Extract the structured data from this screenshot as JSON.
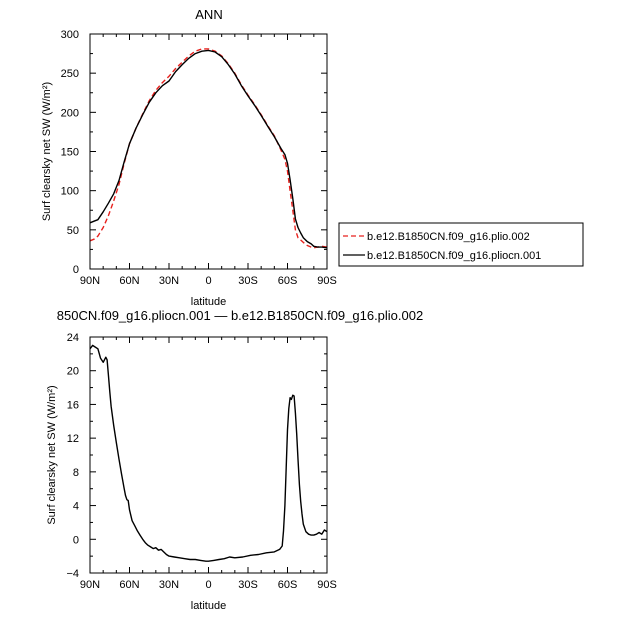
{
  "colors": {
    "control": "#e8211d",
    "experiment": "#000000",
    "frame": "#000000"
  },
  "legend": {
    "entries": [
      {
        "label": "b.e12.B1850CN.f09_g16.plio.002",
        "style": "dashed",
        "color": "#e8211d"
      },
      {
        "label": "b.e12.B1850CN.f09_g16.pliocn.001",
        "style": "solid",
        "color": "#000000"
      }
    ]
  },
  "chart_data": [
    {
      "type": "line",
      "title": "ANN",
      "xlabel": "latitude",
      "ylabel": "Surf clearsky net SW (W/m²)",
      "xlim": [
        90,
        -90
      ],
      "ylim": [
        0,
        300
      ],
      "xticks": [
        90,
        60,
        30,
        0,
        -30,
        -60,
        -90
      ],
      "xtick_labels": [
        "90N",
        "60N",
        "30N",
        "0",
        "30S",
        "60S",
        "90S"
      ],
      "yticks": [
        0,
        50,
        100,
        150,
        200,
        250,
        300
      ],
      "ytick_labels": [
        "0",
        "50",
        "100",
        "150",
        "200",
        "250",
        "300"
      ],
      "grid": false,
      "legend_position": "right",
      "series": [
        {
          "name": "b.e12.B1850CN.f09_g16.plio.002",
          "style": "dashed",
          "x": [
            90,
            87,
            84,
            80,
            76,
            72,
            68,
            64,
            60,
            55,
            50,
            45,
            40,
            35,
            30,
            25,
            20,
            15,
            10,
            5,
            0,
            -5,
            -10,
            -15,
            -20,
            -25,
            -30,
            -35,
            -40,
            -45,
            -50,
            -55,
            -58,
            -60,
            -62,
            -64,
            -66,
            -68,
            -70,
            -72,
            -75,
            -78,
            -80,
            -83,
            -86,
            -90
          ],
          "y": [
            36,
            38,
            42,
            53,
            68,
            87,
            108,
            135,
            160,
            180,
            198,
            215,
            228,
            238,
            246,
            256,
            264,
            272,
            278,
            281,
            281,
            278,
            272,
            262,
            250,
            235,
            222,
            210,
            197,
            183,
            170,
            152,
            140,
            125,
            100,
            75,
            50,
            40,
            37,
            34,
            30,
            28,
            27,
            28,
            29,
            28
          ]
        },
        {
          "name": "b.e12.B1850CN.f09_g16.pliocn.001",
          "style": "solid",
          "x": [
            90,
            87,
            84,
            80,
            76,
            72,
            68,
            64,
            60,
            55,
            50,
            45,
            40,
            35,
            30,
            25,
            20,
            15,
            10,
            5,
            0,
            -5,
            -10,
            -15,
            -20,
            -25,
            -30,
            -35,
            -40,
            -45,
            -50,
            -55,
            -58,
            -60,
            -62,
            -64,
            -66,
            -68,
            -70,
            -72,
            -75,
            -78,
            -80,
            -83,
            -86,
            -90
          ],
          "y": [
            59,
            61,
            63,
            73,
            84,
            96,
            113,
            137,
            160,
            180,
            197,
            213,
            225,
            234,
            240,
            252,
            261,
            269,
            275,
            278,
            279,
            277,
            271,
            261,
            249,
            234,
            221,
            209,
            196,
            182,
            169,
            154,
            146,
            135,
            114,
            90,
            64,
            53,
            46,
            40,
            35,
            32,
            29,
            28,
            28,
            27
          ]
        }
      ]
    },
    {
      "type": "line",
      "title": "850CN.f09_g16.pliocn.001 — b.e12.B1850CN.f09_g16.plio.002",
      "xlabel": "latitude",
      "ylabel": "Surf clearsky net SW (W/m²)",
      "xlim": [
        90,
        -90
      ],
      "ylim": [
        -4,
        24
      ],
      "xticks": [
        90,
        60,
        30,
        0,
        -30,
        -60,
        -90
      ],
      "xtick_labels": [
        "90N",
        "60N",
        "30N",
        "0",
        "30S",
        "60S",
        "90S"
      ],
      "yticks": [
        -4,
        0,
        4,
        8,
        12,
        16,
        20,
        24
      ],
      "ytick_labels": [
        "−4",
        "0",
        "4",
        "8",
        "12",
        "16",
        "20",
        "24"
      ],
      "grid": false,
      "series": [
        {
          "name": "",
          "style": "solid",
          "x": [
            90,
            88,
            86,
            84,
            82,
            80,
            78,
            77,
            76,
            75,
            74,
            72,
            70,
            68,
            66,
            64,
            63,
            62,
            61,
            60,
            58,
            56,
            54,
            52,
            50,
            48,
            46,
            44,
            42,
            40,
            38,
            36,
            34,
            32,
            30,
            26,
            22,
            18,
            14,
            10,
            6,
            2,
            0,
            -4,
            -8,
            -12,
            -16,
            -20,
            -26,
            -32,
            -38,
            -44,
            -50,
            -54,
            -56,
            -57,
            -58,
            -59,
            -60,
            -61,
            -62,
            -63,
            -64,
            -65,
            -66,
            -67,
            -68,
            -69,
            -70,
            -71,
            -72,
            -74,
            -76,
            -78,
            -80,
            -82,
            -84,
            -86,
            -88,
            -90
          ],
          "y": [
            22.6,
            23.0,
            22.8,
            22.6,
            21.5,
            21.0,
            21.6,
            21.3,
            19.5,
            17.5,
            15.8,
            13.5,
            11.5,
            9.5,
            7.7,
            6.0,
            5.2,
            4.7,
            4.6,
            3.5,
            2.2,
            1.6,
            1.0,
            0.5,
            0.0,
            -0.4,
            -0.7,
            -0.9,
            -1.1,
            -1.0,
            -1.3,
            -1.2,
            -1.5,
            -1.8,
            -2.0,
            -2.1,
            -2.2,
            -2.3,
            -2.4,
            -2.4,
            -2.5,
            -2.6,
            -2.6,
            -2.5,
            -2.4,
            -2.3,
            -2.1,
            -2.2,
            -2.1,
            -1.9,
            -1.8,
            -1.6,
            -1.5,
            -1.2,
            -0.8,
            1.0,
            4.0,
            8.5,
            13.0,
            15.5,
            16.8,
            16.6,
            17.1,
            17.0,
            15.0,
            12.5,
            9.5,
            6.5,
            4.5,
            3.0,
            1.8,
            0.9,
            0.6,
            0.5,
            0.5,
            0.6,
            0.8,
            0.6,
            1.1,
            0.9
          ]
        }
      ]
    }
  ]
}
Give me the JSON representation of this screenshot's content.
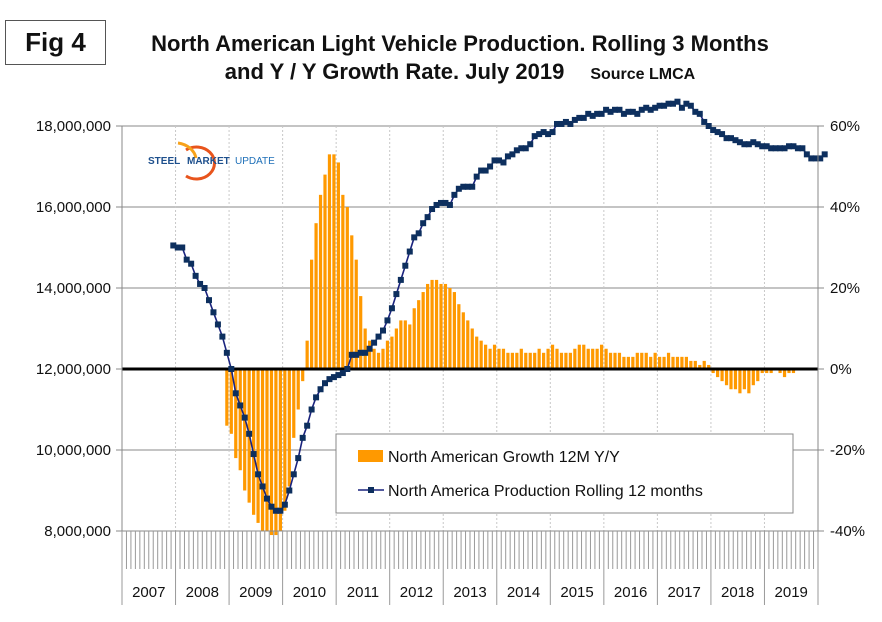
{
  "figure": {
    "label": "Fig 4",
    "title_line1": "North American Light Vehicle Production. Rolling 3 Months",
    "title_line2": "and Y / Y Growth Rate. July 2019",
    "source": "Source LMCA",
    "logo_word1": "STEEL",
    "logo_word2": "MARKET",
    "logo_word3": "UPDATE"
  },
  "chart_data": {
    "type": "bar+line",
    "title": "North American Light Vehicle Production. Rolling 3 Months and Y / Y Growth Rate. July 2019",
    "source": "Source LMCA",
    "x_categories": [
      "2007",
      "2008",
      "2009",
      "2010",
      "2011",
      "2012",
      "2013",
      "2014",
      "2015",
      "2016",
      "2017",
      "2018",
      "2019"
    ],
    "x_unit": "month",
    "x_start": "Jan 2007",
    "left_axis": {
      "ylim": [
        8000000,
        18000000
      ],
      "ticks": [
        "8,000,000",
        "10,000,000",
        "12,000,000",
        "14,000,000",
        "16,000,000",
        "18,000,000"
      ],
      "tick_values": [
        8000000,
        10000000,
        12000000,
        14000000,
        16000000,
        18000000
      ]
    },
    "right_axis": {
      "ylim": [
        -40,
        60
      ],
      "ticks": [
        "-40%",
        "-20%",
        "0%",
        "20%",
        "40%",
        "60%"
      ],
      "tick_values": [
        -40,
        -20,
        0,
        20,
        40,
        60
      ]
    },
    "grid": "horizontal solid, vertical dotted per year",
    "legend": {
      "placement": "bottom-center",
      "entries": [
        "North American Growth 12M Y/Y",
        "North America Production Rolling 12 months"
      ]
    },
    "series": [
      {
        "name": "North American Growth 12M Y/Y",
        "type": "bar",
        "axis": "right",
        "color": "#ff9900",
        "start_month_index": 23,
        "values": [
          -14,
          -16,
          -22,
          -25,
          -30,
          -33,
          -36,
          -38,
          -40,
          -40,
          -41,
          -41,
          -40,
          -35,
          -29,
          -17,
          -10,
          -3,
          7,
          27,
          36,
          43,
          48,
          53,
          53,
          51,
          43,
          40,
          33,
          27,
          18,
          10,
          7,
          5,
          4,
          5,
          7,
          8,
          10,
          12,
          12,
          11,
          15,
          17,
          19,
          21,
          22,
          22,
          21,
          21,
          20,
          19,
          16,
          14,
          12,
          10,
          8,
          7,
          6,
          5,
          6,
          5,
          5,
          4,
          4,
          4,
          5,
          4,
          4,
          4,
          5,
          4,
          5,
          6,
          5,
          4,
          4,
          4,
          5,
          6,
          6,
          5,
          5,
          5,
          6,
          5,
          4,
          4,
          4,
          3,
          3,
          3,
          4,
          4,
          4,
          3,
          4,
          3,
          3,
          4,
          3,
          3,
          3,
          3,
          2,
          2,
          1,
          2,
          1,
          -1,
          -2,
          -3,
          -4,
          -5,
          -5,
          -6,
          -5,
          -6,
          -4,
          -3,
          -1,
          -1,
          -1,
          0,
          -1,
          -2,
          -1,
          -1
        ]
      },
      {
        "name": "North America Production Rolling 12 months",
        "type": "line",
        "axis": "left",
        "color": "#1a237e",
        "marker_color": "#0d2f5e",
        "start_month_index": 11,
        "values": [
          15050000,
          15000000,
          15000000,
          14700000,
          14600000,
          14300000,
          14100000,
          14000000,
          13700000,
          13400000,
          13100000,
          12800000,
          12400000,
          12000000,
          11400000,
          11100000,
          10800000,
          10400000,
          9900000,
          9400000,
          9100000,
          8800000,
          8600000,
          8500000,
          8500000,
          8650000,
          9000000,
          9400000,
          9800000,
          10300000,
          10600000,
          11000000,
          11300000,
          11500000,
          11650000,
          11750000,
          11800000,
          11850000,
          11900000,
          12000000,
          12350000,
          12350000,
          12400000,
          12400000,
          12500000,
          12650000,
          12800000,
          12950000,
          13200000,
          13500000,
          13850000,
          14200000,
          14550000,
          14900000,
          15250000,
          15350000,
          15600000,
          15750000,
          15950000,
          16050000,
          16100000,
          16100000,
          16050000,
          16300000,
          16450000,
          16500000,
          16500000,
          16500000,
          16750000,
          16900000,
          16900000,
          17000000,
          17150000,
          17150000,
          17100000,
          17250000,
          17300000,
          17400000,
          17450000,
          17450000,
          17550000,
          17750000,
          17800000,
          17850000,
          17800000,
          17850000,
          18050000,
          18050000,
          18100000,
          18050000,
          18150000,
          18200000,
          18200000,
          18300000,
          18250000,
          18300000,
          18300000,
          18400000,
          18350000,
          18400000,
          18400000,
          18300000,
          18350000,
          18350000,
          18300000,
          18400000,
          18450000,
          18400000,
          18450000,
          18500000,
          18500000,
          18550000,
          18550000,
          18600000,
          18450000,
          18550000,
          18500000,
          18350000,
          18300000,
          18100000,
          18000000,
          17900000,
          17850000,
          17800000,
          17700000,
          17700000,
          17650000,
          17600000,
          17550000,
          17550000,
          17600000,
          17550000,
          17500000,
          17500000,
          17450000,
          17450000,
          17450000,
          17450000,
          17500000,
          17500000,
          17450000,
          17450000,
          17300000,
          17200000,
          17200000,
          17200000,
          17300000
        ]
      }
    ]
  }
}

* Short problem *
From the listing, copy each line containing the word "type".

* Task response *
      "type": "line",
      "type": "line",
    "type": "bar+line",
        "type": "bar",
        "type": "line",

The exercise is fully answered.